>> begin Records shown

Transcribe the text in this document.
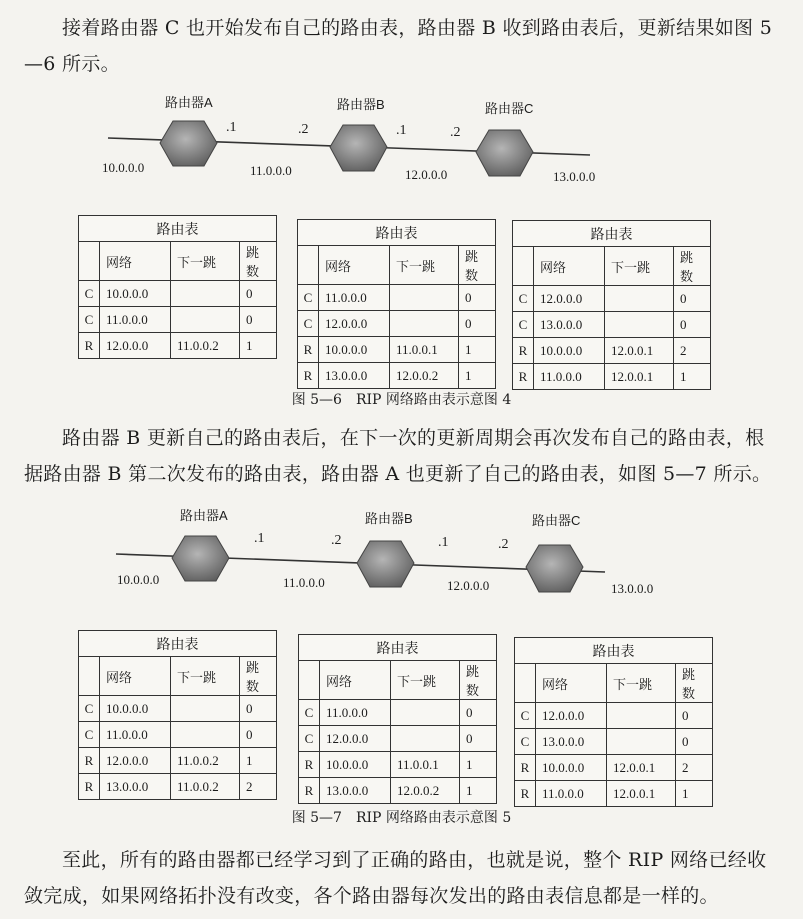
接着路由器 C 也开始发布自己的路由表，路由器 B 收到路由表后，更新结果如图 5—6 所示。
路由器A	路由器B	路由器C
.1	.2	.1	.2
10.0.0.0	11.0.0.0	12.0.0.0	13.0.0.0
路由表			
	网络	下一跳	跳数
C	10.0.0.0		0
C	11.0.0.0		0
R	12.0.0.0	11.0.0.2	1
路由表			
	网络	下一跳	跳数
C	11.0.0.0		0
C	12.0.0.0		0
R	10.0.0.0	11.0.0.1	1
R	13.0.0.0	12.0.0.2	1
路由表			
	网络	下一跳	跳数
C	12.0.0.0		0
C	13.0.0.0		0
R	10.0.0.0	12.0.0.1	2
R	11.0.0.0	12.0.0.1	1
图 5—6　RIP 网络路由表示意图 4
路由器 B 更新自己的路由表后，在下一次的更新周期会再次发布自己的路由表，根据路由器 B 第二次发布的路由表，路由器 A 也更新了自己的路由表，如图 5—7 所示。
路由器A	路由器B	路由器C
.1	.2	.1	.2
10.0.0.0	11.0.0.0	12.0.0.0	13.0.0.0
路由表			
	网络	下一跳	跳数
C	10.0.0.0		0
C	11.0.0.0		0
R	12.0.0.0	11.0.0.2	1
R	13.0.0.0	11.0.0.2	2
路由表			
	网络	下一跳	跳数
C	11.0.0.0		0
C	12.0.0.0		0
R	10.0.0.0	11.0.0.1	1
R	13.0.0.0	12.0.0.2	1
路由表			
	网络	下一跳	跳数
C	12.0.0.0		0
C	13.0.0.0		0
R	10.0.0.0	12.0.0.1	2
R	11.0.0.0	12.0.0.1	1
图 5—7　RIP 网络路由表示意图 5
至此，所有的路由器都已经学习到了正确的路由，也就是说，整个 RIP 网络已经收敛完成，如果网络拓扑没有改变，各个路由器每次发出的路由表信息都是一样的。
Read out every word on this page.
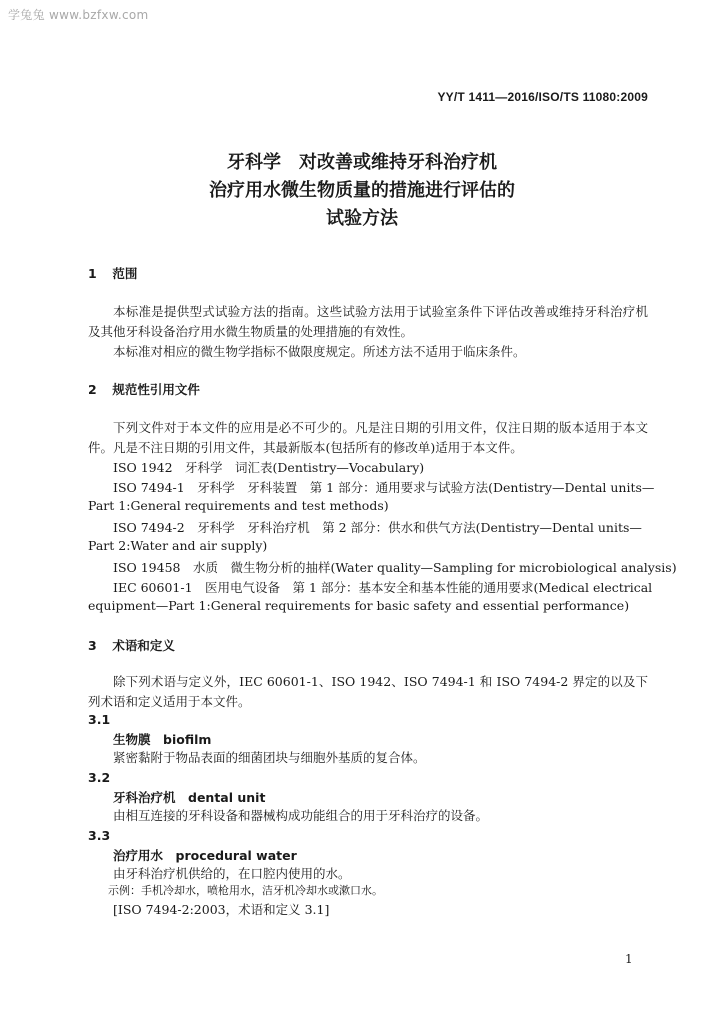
学兔兔 www.bzfxw.com
YY/T 1411—2016/ISO/TS 11080:2009
牙科学　对改善或维持牙科治疗机
治疗用水微生物质量的措施进行评估的
试验方法
1 范围

本标准是提供型式试验方法的指南。这些试验方法用于试验室条件下评估改善或维持牙科治疗机及其他牙科设备治疗用水微生物质量的处理措施的有效性。

本标准对相应的微生物学指标不做限度规定。所述方法不适用于临床条件。

2 规范性引用文件

下列文件对于本文件的应用是必不可少的。凡是注日期的引用文件，仅注日期的版本适用于本文件。凡是不注日期的引用文件，其最新版本(包括所有的修改单)适用于本文件。

ISO 1942　牙科学　词汇表(Dentistry—Vocabulary)
ISO 7494-1　牙科学　牙科装置　第 1 部分：通用要求与试验方法(Dentistry—Dental units—
Part 1:General requirements and test methods)
ISO 7494-2　牙科学　牙科治疗机　第 2 部分：供水和供气方法(Dentistry—Dental units—
Part 2:Water and air supply)
ISO 19458　水质　微生物分析的抽样(Water quality—Sampling for microbiological analysis)
IEC 60601-1　医用电气设备　第 1 部分：基本安全和基本性能的通用要求(Medical electrical
equipment—Part 1:General requirements for basic safety and essential performance)
3 术语和定义

除下列术语与定义外，IEC 60601-1、ISO 1942、ISO 7494-1 和 ISO 7494-2 界定的以及下列术语和定义适用于本文件。

3.1
生物膜　biofilm
紧密黏附于物品表面的细菌团块与细胞外基质的复合体。
3.2
牙科治疗机　dental unit
由相互连接的牙科设备和器械构成功能组合的用于牙科治疗的设备。
3.3
治疗用水　procedural water
由牙科治疗机供给的，在口腔内使用的水。
示例：手机冷却水，喷枪用水，洁牙机冷却水或漱口水。
[ISO 7494-2:2003，术语和定义 3.1]
1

>> end Records shown

• [Task prompt]
Make an exact copy of the data above, pictures excluded.

• [Result of the task]
Transcribe the text in this document.
接着路由器 C 也开始发布自己的路由表，路由器 B 收到路由表后，更新结果如图 5—6 所示。
路由器A	路由器B	路由器C
.1	.2	.1	.2
10.0.0.0	11.0.0.0	12.0.0.0	13.0.0.0
路由表			
	网络	下一跳	跳数
C	10.0.0.0		0
C	11.0.0.0		0
R	12.0.0.0	11.0.0.2	1
路由表			
	网络	下一跳	跳数
C	11.0.0.0		0
C	12.0.0.0		0
R	10.0.0.0	11.0.0.1	1
R	13.0.0.0	12.0.0.2	1
路由表			
	网络	下一跳	跳数
C	12.0.0.0		0
C	13.0.0.0		0
R	10.0.0.0	12.0.0.1	2
R	11.0.0.0	12.0.0.1	1
图 5—6　RIP 网络路由表示意图 4
路由器 B 更新自己的路由表后，在下一次的更新周期会再次发布自己的路由表，根据路由器 B 第二次发布的路由表，路由器 A 也更新了自己的路由表，如图 5—7 所示。
路由器A	路由器B	路由器C
.1	.2	.1	.2
10.0.0.0	11.0.0.0	12.0.0.0	13.0.0.0
路由表			
	网络	下一跳	跳数
C	10.0.0.0		0
C	11.0.0.0		0
R	12.0.0.0	11.0.0.2	1
R	13.0.0.0	11.0.0.2	2
路由表			
	网络	下一跳	跳数
C	11.0.0.0		0
C	12.0.0.0		0
R	10.0.0.0	11.0.0.1	1
R	13.0.0.0	12.0.0.2	1
路由表			
	网络	下一跳	跳数
C	12.0.0.0		0
C	13.0.0.0		0
R	10.0.0.0	12.0.0.1	2
R	11.0.0.0	12.0.0.1	1
图 5—7　RIP 网络路由表示意图 5
至此，所有的路由器都已经学习到了正确的路由，也就是说，整个 RIP 网络已经收敛完成，如果网络拓扑没有改变，各个路由器每次发出的路由表信息都是一样的。
Read out every word on this page.
学兔兔 www.bzfxw.com
YY/T 1411—2016/ISO/TS 11080:2009
牙科学　对改善或维持牙科治疗机
治疗用水微生物质量的措施进行评估的
试验方法
1 范围

本标准是提供型式试验方法的指南。这些试验方法用于试验室条件下评估改善或维持牙科治疗机及其他牙科设备治疗用水微生物质量的处理措施的有效性。

本标准对相应的微生物学指标不做限度规定。所述方法不适用于临床条件。

2 规范性引用文件

下列文件对于本文件的应用是必不可少的。凡是注日期的引用文件，仅注日期的版本适用于本文件。凡是不注日期的引用文件，其最新版本(包括所有的修改单)适用于本文件。

ISO 1942　牙科学　词汇表(Dentistry—Vocabulary)
ISO 7494-1　牙科学　牙科装置　第 1 部分：通用要求与试验方法(Dentistry—Dental units—
Part 1:General requirements and test methods)
ISO 7494-2　牙科学　牙科治疗机　第 2 部分：供水和供气方法(Dentistry—Dental units—
Part 2:Water and air supply)
ISO 19458　水质　微生物分析的抽样(Water quality—Sampling for microbiological analysis)
IEC 60601-1　医用电气设备　第 1 部分：基本安全和基本性能的通用要求(Medical electrical
equipment—Part 1:General requirements for basic safety and essential performance)
3 术语和定义

除下列术语与定义外，IEC 60601-1、ISO 1942、ISO 7494-1 和 ISO 7494-2 界定的以及下列术语和定义适用于本文件。

3.1
生物膜　biofilm
紧密黏附于物品表面的细菌团块与细胞外基质的复合体。
3.2
牙科治疗机　dental unit
由相互连接的牙科设备和器械构成功能组合的用于牙科治疗的设备。
3.3
治疗用水　procedural water
由牙科治疗机供给的，在口腔内使用的水。
示例：手机冷却水，喷枪用水，洁牙机冷却水或漱口水。
[ISO 7494-2:2003，术语和定义 3.1]
1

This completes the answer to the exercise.